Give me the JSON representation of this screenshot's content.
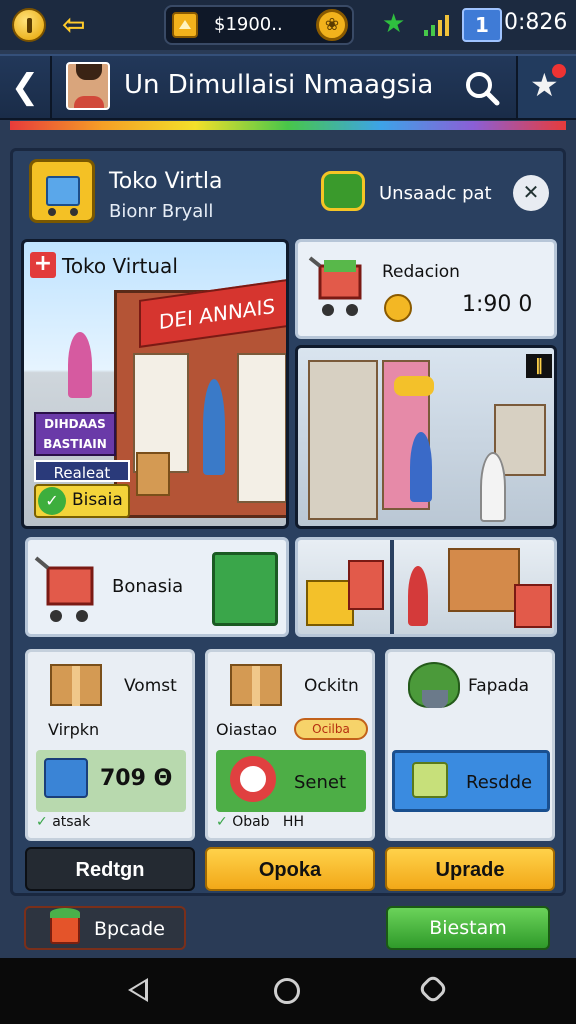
{
  "status_bar": {
    "money": "$1900..",
    "time": "0:826",
    "battery_glyph": "1"
  },
  "header": {
    "title": "Un Dimullaisi Nmaagsia"
  },
  "shop": {
    "title": "Toko Virtla",
    "subtitle": "Bionr Bryall",
    "ticket_label": "Unsaadc pat"
  },
  "scene_main": {
    "title": "Toko Virtual",
    "store_sign": "DEI ANNAIS",
    "promo_sign": "DIHDAAS BASTIAIN",
    "release_tag": "Realeat",
    "badge_label": "Bisaia"
  },
  "redacion_card": {
    "label": "Redacion",
    "price": "1:90 0"
  },
  "bonasia_card": {
    "label": "Bonasia"
  },
  "products": [
    {
      "name": "Vomst",
      "sub": "Virpkn",
      "price": "709 Θ",
      "status": "atsak",
      "button": "Redtgn"
    },
    {
      "name": "Ockitn",
      "sub": "Oiastao",
      "pill": "Ocilba",
      "panel_label": "Senet",
      "status": "Obab",
      "status_extra": "HH",
      "button": "Opoka"
    },
    {
      "name": "Fapada",
      "panel_label": "Resdde",
      "button": "Uprade"
    }
  ],
  "footer": {
    "left_label": "Bpcade",
    "right_label": "Biestam"
  },
  "colors": {
    "background": "#2a3b56",
    "accent_yellow": "#f2a818",
    "accent_green": "#2f9a2a",
    "accent_red": "#d6352f"
  }
}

### Given request
The records above are to be restated exactly, without their pictures.

### Final result
Give me the JSON representation of this screenshot's content.
{
  "status_bar": {
    "money": "$1900..",
    "time": "0:826",
    "battery_glyph": "1"
  },
  "header": {
    "title": "Un Dimullaisi Nmaagsia"
  },
  "shop": {
    "title": "Toko Virtla",
    "subtitle": "Bionr Bryall",
    "ticket_label": "Unsaadc pat"
  },
  "scene_main": {
    "title": "Toko Virtual",
    "store_sign": "DEI ANNAIS",
    "promo_sign": "DIHDAAS BASTIAIN",
    "release_tag": "Realeat",
    "badge_label": "Bisaia"
  },
  "redacion_card": {
    "label": "Redacion",
    "price": "1:90 0"
  },
  "bonasia_card": {
    "label": "Bonasia"
  },
  "products": [
    {
      "name": "Vomst",
      "sub": "Virpkn",
      "price": "709 Θ",
      "status": "atsak",
      "button": "Redtgn"
    },
    {
      "name": "Ockitn",
      "sub": "Oiastao",
      "pill": "Ocilba",
      "panel_label": "Senet",
      "status": "Obab",
      "status_extra": "HH",
      "button": "Opoka"
    },
    {
      "name": "Fapada",
      "panel_label": "Resdde",
      "button": "Uprade"
    }
  ],
  "footer": {
    "left_label": "Bpcade",
    "right_label": "Biestam"
  },
  "colors": {
    "background": "#2a3b56",
    "accent_yellow": "#f2a818",
    "accent_green": "#2f9a2a",
    "accent_red": "#d6352f"
  }
}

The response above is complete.